**TASK INSTRUCTIONS**
Filter this data down to the lines that hold "江苏省固定资产投", and copy them.

^^^^^^^^^^^^^^^^

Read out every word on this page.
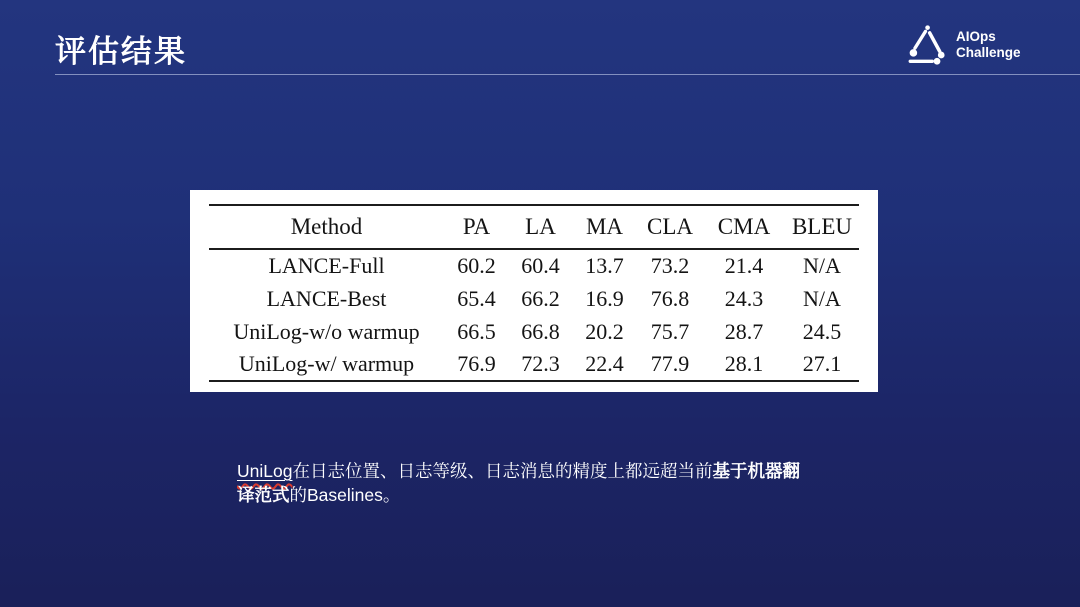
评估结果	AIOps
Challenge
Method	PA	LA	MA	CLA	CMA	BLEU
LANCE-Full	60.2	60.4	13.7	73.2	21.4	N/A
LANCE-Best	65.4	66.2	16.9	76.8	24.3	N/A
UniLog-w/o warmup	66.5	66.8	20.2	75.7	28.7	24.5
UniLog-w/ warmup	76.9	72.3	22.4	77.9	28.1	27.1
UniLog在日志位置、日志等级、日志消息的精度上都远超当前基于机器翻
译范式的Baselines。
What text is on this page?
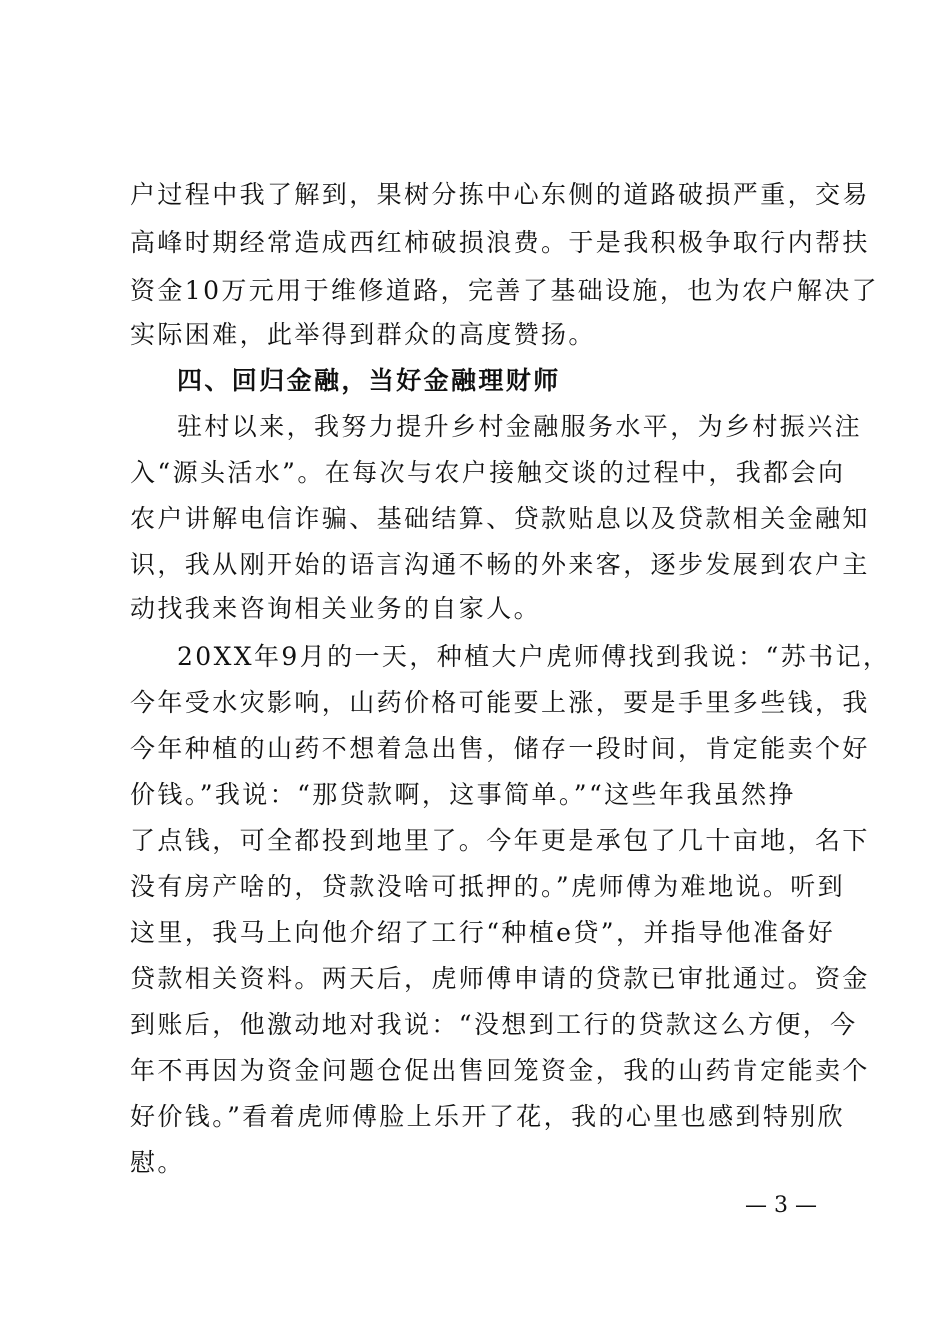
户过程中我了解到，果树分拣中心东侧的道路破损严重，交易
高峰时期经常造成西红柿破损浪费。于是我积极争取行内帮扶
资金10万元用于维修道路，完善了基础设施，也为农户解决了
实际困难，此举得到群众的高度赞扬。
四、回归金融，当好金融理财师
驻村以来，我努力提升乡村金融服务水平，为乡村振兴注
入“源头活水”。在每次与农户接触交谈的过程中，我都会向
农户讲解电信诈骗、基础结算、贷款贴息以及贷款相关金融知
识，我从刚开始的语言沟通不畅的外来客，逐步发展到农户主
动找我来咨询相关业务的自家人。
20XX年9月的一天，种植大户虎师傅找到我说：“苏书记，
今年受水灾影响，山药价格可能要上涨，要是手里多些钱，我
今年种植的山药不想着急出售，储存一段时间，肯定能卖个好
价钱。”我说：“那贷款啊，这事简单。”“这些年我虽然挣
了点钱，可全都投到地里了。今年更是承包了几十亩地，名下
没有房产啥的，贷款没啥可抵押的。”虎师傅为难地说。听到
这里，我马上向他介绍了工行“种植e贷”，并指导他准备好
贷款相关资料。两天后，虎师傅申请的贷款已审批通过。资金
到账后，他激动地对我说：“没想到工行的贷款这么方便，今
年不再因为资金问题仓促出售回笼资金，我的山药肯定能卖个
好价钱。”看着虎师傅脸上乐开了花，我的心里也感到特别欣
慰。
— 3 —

^^^^^^^^^^^^^^^^

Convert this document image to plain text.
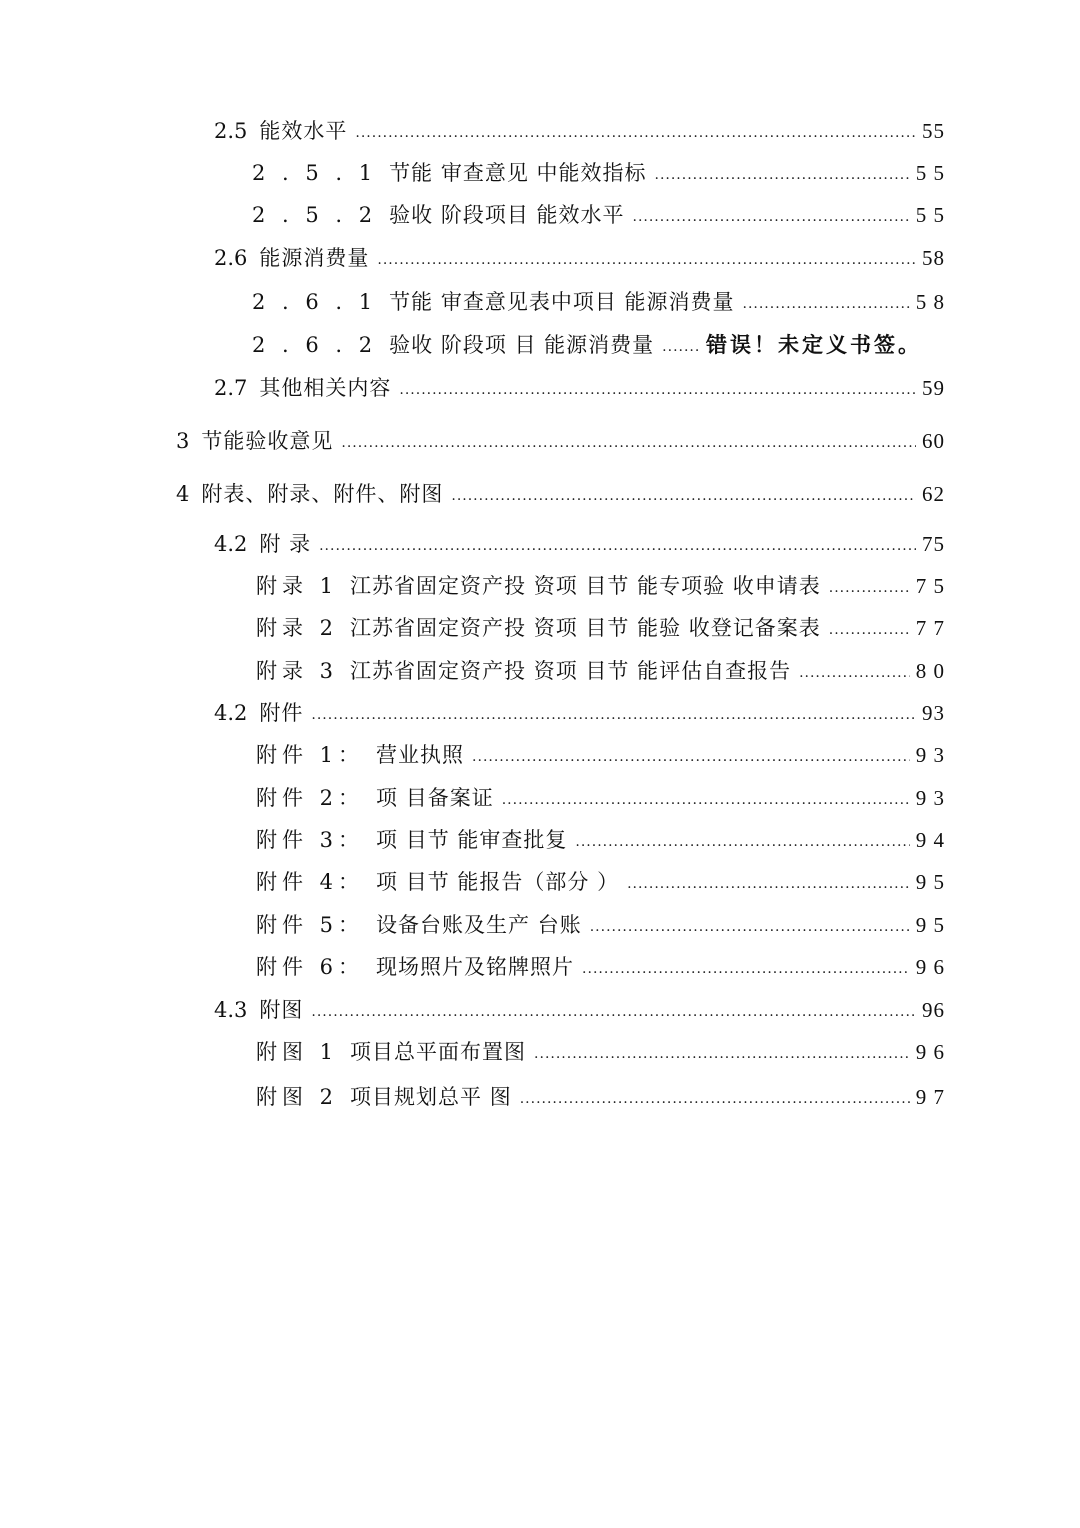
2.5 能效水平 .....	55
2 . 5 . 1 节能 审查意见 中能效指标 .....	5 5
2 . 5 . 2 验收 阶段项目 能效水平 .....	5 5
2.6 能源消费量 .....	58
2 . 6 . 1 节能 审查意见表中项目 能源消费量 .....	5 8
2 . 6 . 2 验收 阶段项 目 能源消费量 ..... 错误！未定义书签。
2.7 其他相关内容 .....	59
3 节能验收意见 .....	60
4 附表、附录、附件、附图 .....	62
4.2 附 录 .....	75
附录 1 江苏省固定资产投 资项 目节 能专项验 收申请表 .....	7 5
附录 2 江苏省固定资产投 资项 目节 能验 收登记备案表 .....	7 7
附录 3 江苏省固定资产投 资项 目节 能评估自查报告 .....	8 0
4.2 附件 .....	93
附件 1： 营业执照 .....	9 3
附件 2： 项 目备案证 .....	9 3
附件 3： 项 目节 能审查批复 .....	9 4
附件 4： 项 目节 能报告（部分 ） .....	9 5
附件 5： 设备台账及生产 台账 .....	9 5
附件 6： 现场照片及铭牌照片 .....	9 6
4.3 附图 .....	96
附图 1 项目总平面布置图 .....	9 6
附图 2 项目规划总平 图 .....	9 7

^^^^^^^^^^^^^^^^

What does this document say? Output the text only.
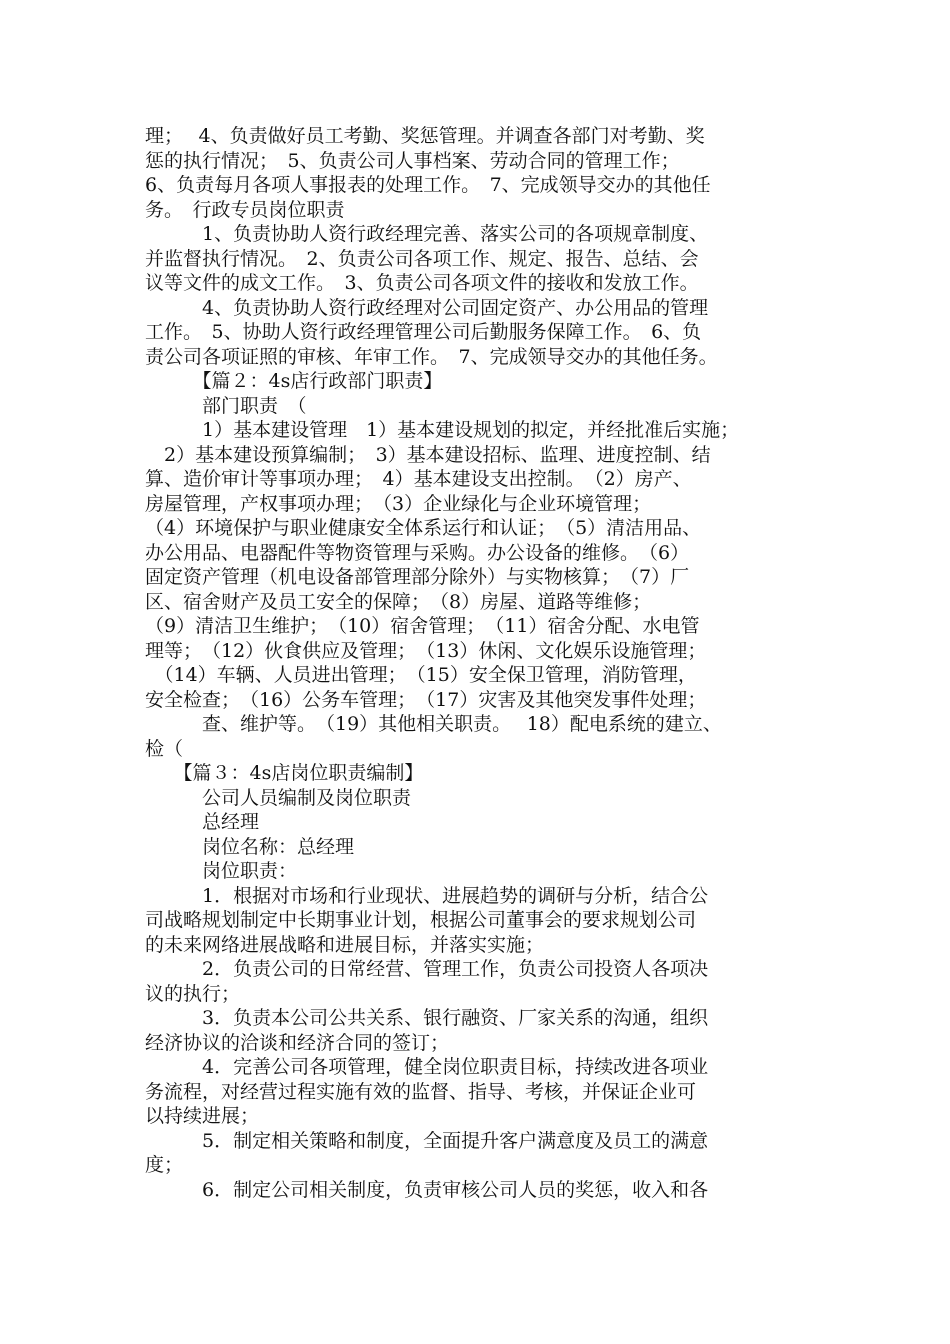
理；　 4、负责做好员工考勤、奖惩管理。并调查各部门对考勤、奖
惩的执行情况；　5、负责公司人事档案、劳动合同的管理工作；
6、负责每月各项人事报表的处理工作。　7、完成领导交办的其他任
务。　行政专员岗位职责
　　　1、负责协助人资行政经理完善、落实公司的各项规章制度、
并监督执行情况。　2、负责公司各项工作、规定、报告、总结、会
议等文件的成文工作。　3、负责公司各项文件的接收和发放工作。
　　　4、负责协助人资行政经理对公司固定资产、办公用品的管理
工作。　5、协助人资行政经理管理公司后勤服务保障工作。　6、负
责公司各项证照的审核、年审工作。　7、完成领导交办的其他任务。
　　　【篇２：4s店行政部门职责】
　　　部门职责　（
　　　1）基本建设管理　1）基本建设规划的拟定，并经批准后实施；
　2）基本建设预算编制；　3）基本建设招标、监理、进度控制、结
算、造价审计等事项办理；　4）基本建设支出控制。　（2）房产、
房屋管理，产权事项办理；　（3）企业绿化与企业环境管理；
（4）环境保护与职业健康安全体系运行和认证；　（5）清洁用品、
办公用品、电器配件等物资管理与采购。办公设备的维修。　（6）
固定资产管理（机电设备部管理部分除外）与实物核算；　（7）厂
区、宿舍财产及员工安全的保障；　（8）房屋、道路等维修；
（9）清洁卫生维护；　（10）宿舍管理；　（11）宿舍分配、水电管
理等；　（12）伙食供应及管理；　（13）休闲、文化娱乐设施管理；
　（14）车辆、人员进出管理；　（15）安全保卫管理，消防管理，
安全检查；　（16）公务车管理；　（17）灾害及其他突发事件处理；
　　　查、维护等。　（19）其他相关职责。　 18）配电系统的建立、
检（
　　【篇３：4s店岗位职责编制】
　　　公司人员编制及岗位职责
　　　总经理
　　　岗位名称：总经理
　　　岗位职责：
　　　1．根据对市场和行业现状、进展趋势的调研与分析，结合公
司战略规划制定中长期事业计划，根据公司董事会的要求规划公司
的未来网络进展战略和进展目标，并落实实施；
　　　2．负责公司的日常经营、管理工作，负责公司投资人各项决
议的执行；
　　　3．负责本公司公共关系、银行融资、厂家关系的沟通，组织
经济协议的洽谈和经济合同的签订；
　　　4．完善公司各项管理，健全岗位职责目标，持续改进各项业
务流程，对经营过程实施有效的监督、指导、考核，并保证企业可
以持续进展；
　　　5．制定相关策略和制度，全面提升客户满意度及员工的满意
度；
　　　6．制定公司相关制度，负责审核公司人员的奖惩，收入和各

^^^^^^^^^^^^^^^^

**THE COMPLETED TASK**
附录 1 江苏省固定资产投 资项 目节 能专项验 收申请表 .....	7 5
附录 2 江苏省固定资产投 资项 目节 能验 收登记备案表 .....	7 7
附录 3 江苏省固定资产投 资项 目节 能评估自查报告 .....	8 0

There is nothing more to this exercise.